WORK REQUIRED -
Copy the records below exactly, leaving out any pictures.

##### THE RECORDS #####

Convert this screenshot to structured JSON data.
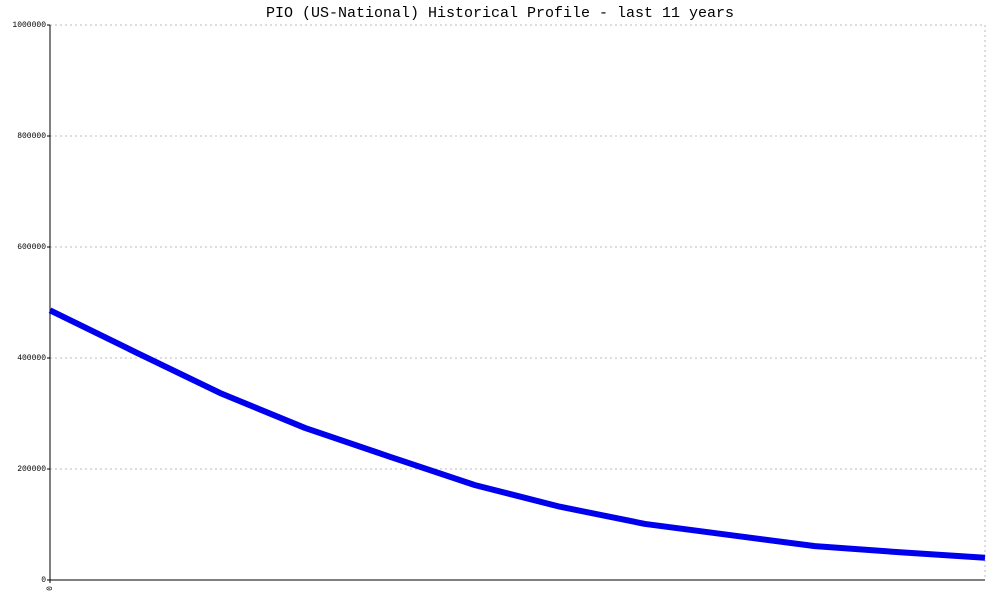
{
  "chart_data": {
    "type": "line",
    "title": "PIO (US-National) Historical Profile - last 11 years",
    "categories": [
      "0",
      null,
      null,
      null,
      null,
      null,
      null,
      null,
      null,
      null,
      null,
      null
    ],
    "series": [
      {
        "name": null,
        "color": "#0000ee",
        "values": [
          486000,
          411000,
          337000,
          274000,
          222000,
          171000,
          132000,
          101000,
          81000,
          61000,
          50000,
          40000
        ]
      }
    ],
    "ylim": [
      0,
      1000000
    ],
    "yticks": [
      0,
      200000,
      400000,
      600000,
      800000,
      1000000
    ],
    "grid": true
  }
}
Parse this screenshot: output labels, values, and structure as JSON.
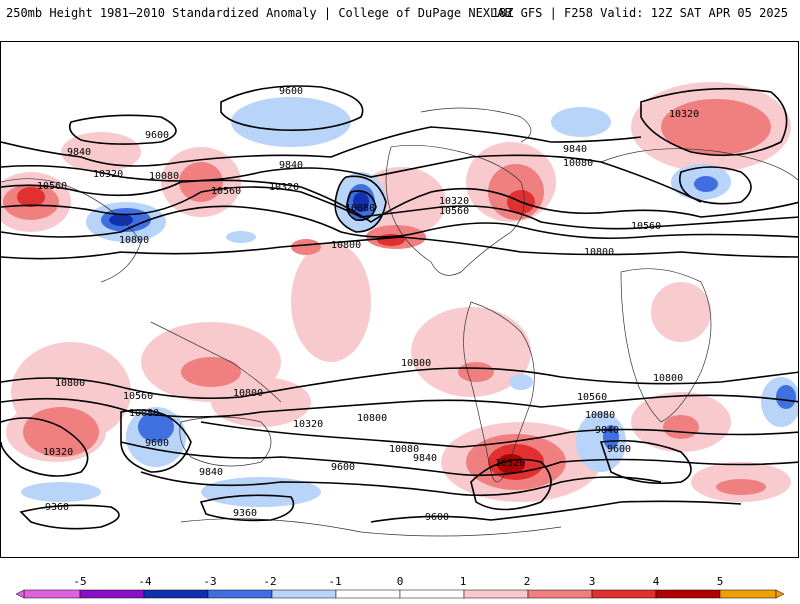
{
  "header": {
    "title": "250mb Height 1981–2010 Standardized Anomaly | College of DuPage NEXLAB",
    "run_info": "18Z GFS | F258 Valid: 12Z SAT APR 05 2025"
  },
  "colors": {
    "anomaly_scale": [
      {
        "value": -5,
        "color": "#e060e0"
      },
      {
        "value": -4,
        "color": "#8a10c8"
      },
      {
        "value": -3,
        "color": "#1030b0"
      },
      {
        "value": -2,
        "color": "#4070e0"
      },
      {
        "value": -1,
        "color": "#b8d4f8"
      },
      {
        "value": 0,
        "color": "#ffffff"
      },
      {
        "value": 1,
        "color": "#f8c8cc"
      },
      {
        "value": 2,
        "color": "#f08080"
      },
      {
        "value": 3,
        "color": "#e03030"
      },
      {
        "value": 4,
        "color": "#b00000"
      },
      {
        "value": 5,
        "color": "#f0a000"
      }
    ]
  },
  "colorbar": {
    "tick_labels": [
      "-5",
      "-4",
      "-3",
      "-2",
      "-1",
      "0",
      "1",
      "2",
      "3",
      "4",
      "5"
    ]
  },
  "contour_labels": [
    "9600",
    "9600",
    "9840",
    "9840",
    "9840",
    "10080",
    "10080",
    "10320",
    "10320",
    "10320",
    "10560",
    "10560",
    "10560",
    "10560",
    "10800",
    "10800",
    "10800",
    "10080",
    "10320",
    "10560",
    "10800",
    "10800",
    "10800",
    "10800",
    "10560",
    "10560",
    "10320",
    "10080",
    "10080",
    "9840",
    "9600",
    "10320",
    "10320",
    "10800",
    "10560",
    "10080",
    "9840",
    "9600",
    "9600",
    "9840",
    "9600",
    "9360",
    "9360",
    "9600",
    "10320",
    "10080"
  ]
}
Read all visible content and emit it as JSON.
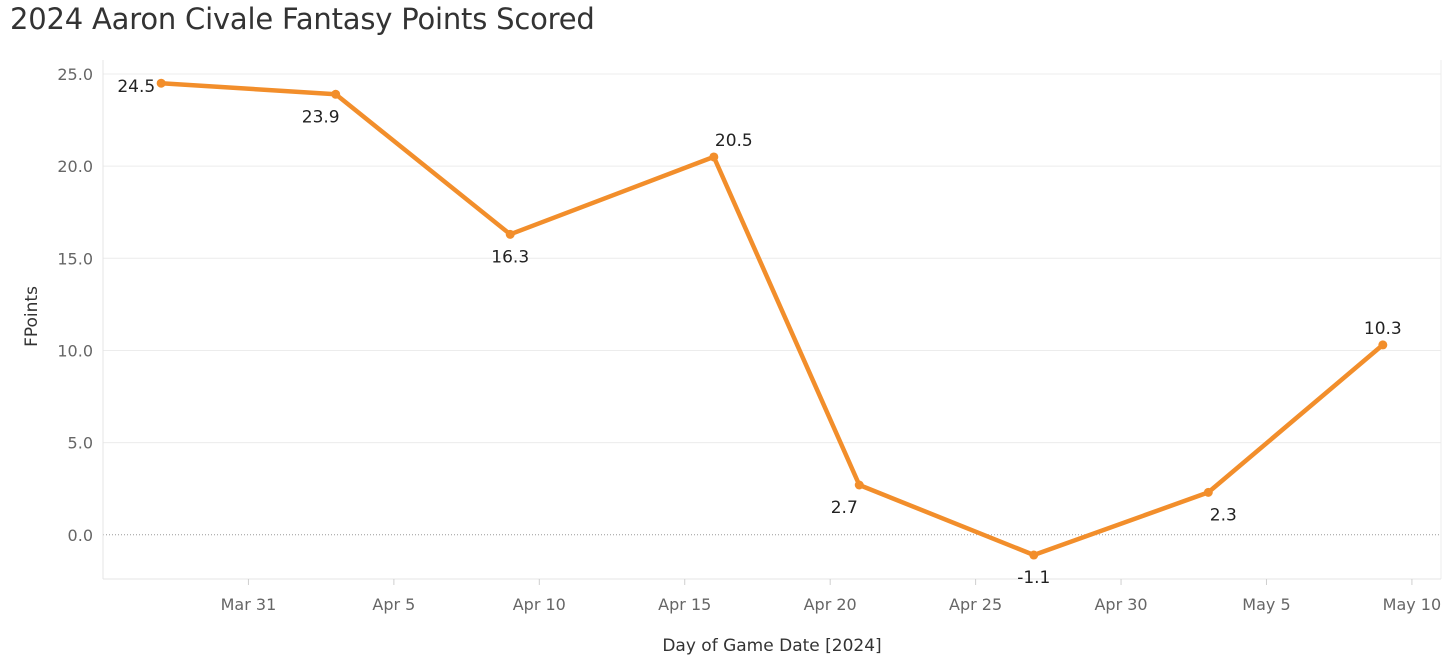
{
  "title": "2024 Aaron Civale Fantasy Points Scored",
  "chart_data": {
    "type": "line",
    "title": "2024 Aaron Civale Fantasy Points Scored",
    "xlabel": "Day of Game Date [2024]",
    "ylabel": "FPoints",
    "x_ticks": [
      {
        "date": "2024-03-31",
        "label": "Mar 31"
      },
      {
        "date": "2024-04-05",
        "label": "Apr 5"
      },
      {
        "date": "2024-04-10",
        "label": "Apr 10"
      },
      {
        "date": "2024-04-15",
        "label": "Apr 15"
      },
      {
        "date": "2024-04-20",
        "label": "Apr 20"
      },
      {
        "date": "2024-04-25",
        "label": "Apr 25"
      },
      {
        "date": "2024-04-30",
        "label": "Apr 30"
      },
      {
        "date": "2024-05-05",
        "label": "May 5"
      },
      {
        "date": "2024-05-10",
        "label": "May 10"
      }
    ],
    "y_ticks": [
      "0.0",
      "5.0",
      "10.0",
      "15.0",
      "20.0",
      "25.0"
    ],
    "ylim": [
      -2.4,
      25.0
    ],
    "xlim": [
      "2024-03-26",
      "2024-05-11"
    ],
    "grid": true,
    "line_color": "#f28e2b",
    "points": [
      {
        "x": "2024-03-28",
        "y": 24.5,
        "label": "24.5"
      },
      {
        "x": "2024-04-03",
        "y": 23.9,
        "label": "23.9"
      },
      {
        "x": "2024-04-09",
        "y": 16.3,
        "label": "16.3"
      },
      {
        "x": "2024-04-16",
        "y": 20.5,
        "label": "20.5"
      },
      {
        "x": "2024-04-21",
        "y": 2.7,
        "label": "2.7"
      },
      {
        "x": "2024-04-27",
        "y": -1.1,
        "label": "-1.1"
      },
      {
        "x": "2024-05-03",
        "y": 2.3,
        "label": "2.3"
      },
      {
        "x": "2024-05-09",
        "y": 10.3,
        "label": "10.3"
      }
    ]
  }
}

#####

ANSWER -
Convert this screenshot to structured JSON data.
{
  "chart_data": {
    "type": "line",
    "title": "PIO (US-National) Historical Profile - last 11 years",
    "categories": [
      "0",
      null,
      null,
      null,
      null,
      null,
      null,
      null,
      null,
      null,
      null,
      null
    ],
    "series": [
      {
        "name": null,
        "color": "#0000ee",
        "values": [
          486000,
          411000,
          337000,
          274000,
          222000,
          171000,
          132000,
          101000,
          81000,
          61000,
          50000,
          40000
        ]
      }
    ],
    "ylim": [
      0,
      1000000
    ],
    "yticks": [
      0,
      200000,
      400000,
      600000,
      800000,
      1000000
    ],
    "grid": true
  }
}
Parse this screenshot: output labels, values, and structure as JSON.
{
  "header": {
    "title": "250mb Height 1981–2010 Standardized Anomaly | College of DuPage NEXLAB",
    "run_info": "18Z GFS | F258 Valid: 12Z SAT APR 05 2025"
  },
  "colors": {
    "anomaly_scale": [
      {
        "value": -5,
        "color": "#e060e0"
      },
      {
        "value": -4,
        "color": "#8a10c8"
      },
      {
        "value": -3,
        "color": "#1030b0"
      },
      {
        "value": -2,
        "color": "#4070e0"
      },
      {
        "value": -1,
        "color": "#b8d4f8"
      },
      {
        "value": 0,
        "color": "#ffffff"
      },
      {
        "value": 1,
        "color": "#f8c8cc"
      },
      {
        "value": 2,
        "color": "#f08080"
      },
      {
        "value": 3,
        "color": "#e03030"
      },
      {
        "value": 4,
        "color": "#b00000"
      },
      {
        "value": 5,
        "color": "#f0a000"
      }
    ]
  },
  "colorbar": {
    "tick_labels": [
      "-5",
      "-4",
      "-3",
      "-2",
      "-1",
      "0",
      "1",
      "2",
      "3",
      "4",
      "5"
    ]
  },
  "contour_labels": [
    "9600",
    "9600",
    "9840",
    "9840",
    "9840",
    "10080",
    "10080",
    "10320",
    "10320",
    "10320",
    "10560",
    "10560",
    "10560",
    "10560",
    "10800",
    "10800",
    "10800",
    "10080",
    "10320",
    "10560",
    "10800",
    "10800",
    "10800",
    "10800",
    "10560",
    "10560",
    "10320",
    "10080",
    "10080",
    "9840",
    "9600",
    "10320",
    "10320",
    "10800",
    "10560",
    "10080",
    "9840",
    "9600",
    "9600",
    "9840",
    "9600",
    "9360",
    "9360",
    "9600",
    "10320",
    "10080"
  ]
}
Read all visible content and emit it as JSON.
{
  "title": "2024 Aaron Civale Fantasy Points Scored",
  "chart_data": {
    "type": "line",
    "title": "2024 Aaron Civale Fantasy Points Scored",
    "xlabel": "Day of Game Date [2024]",
    "ylabel": "FPoints",
    "x_ticks": [
      {
        "date": "2024-03-31",
        "label": "Mar 31"
      },
      {
        "date": "2024-04-05",
        "label": "Apr 5"
      },
      {
        "date": "2024-04-10",
        "label": "Apr 10"
      },
      {
        "date": "2024-04-15",
        "label": "Apr 15"
      },
      {
        "date": "2024-04-20",
        "label": "Apr 20"
      },
      {
        "date": "2024-04-25",
        "label": "Apr 25"
      },
      {
        "date": "2024-04-30",
        "label": "Apr 30"
      },
      {
        "date": "2024-05-05",
        "label": "May 5"
      },
      {
        "date": "2024-05-10",
        "label": "May 10"
      }
    ],
    "y_ticks": [
      "0.0",
      "5.0",
      "10.0",
      "15.0",
      "20.0",
      "25.0"
    ],
    "ylim": [
      -2.4,
      25.0
    ],
    "xlim": [
      "2024-03-26",
      "2024-05-11"
    ],
    "grid": true,
    "line_color": "#f28e2b",
    "points": [
      {
        "x": "2024-03-28",
        "y": 24.5,
        "label": "24.5"
      },
      {
        "x": "2024-04-03",
        "y": 23.9,
        "label": "23.9"
      },
      {
        "x": "2024-04-09",
        "y": 16.3,
        "label": "16.3"
      },
      {
        "x": "2024-04-16",
        "y": 20.5,
        "label": "20.5"
      },
      {
        "x": "2024-04-21",
        "y": 2.7,
        "label": "2.7"
      },
      {
        "x": "2024-04-27",
        "y": -1.1,
        "label": "-1.1"
      },
      {
        "x": "2024-05-03",
        "y": 2.3,
        "label": "2.3"
      },
      {
        "x": "2024-05-09",
        "y": 10.3,
        "label": "10.3"
      }
    ]
  }
}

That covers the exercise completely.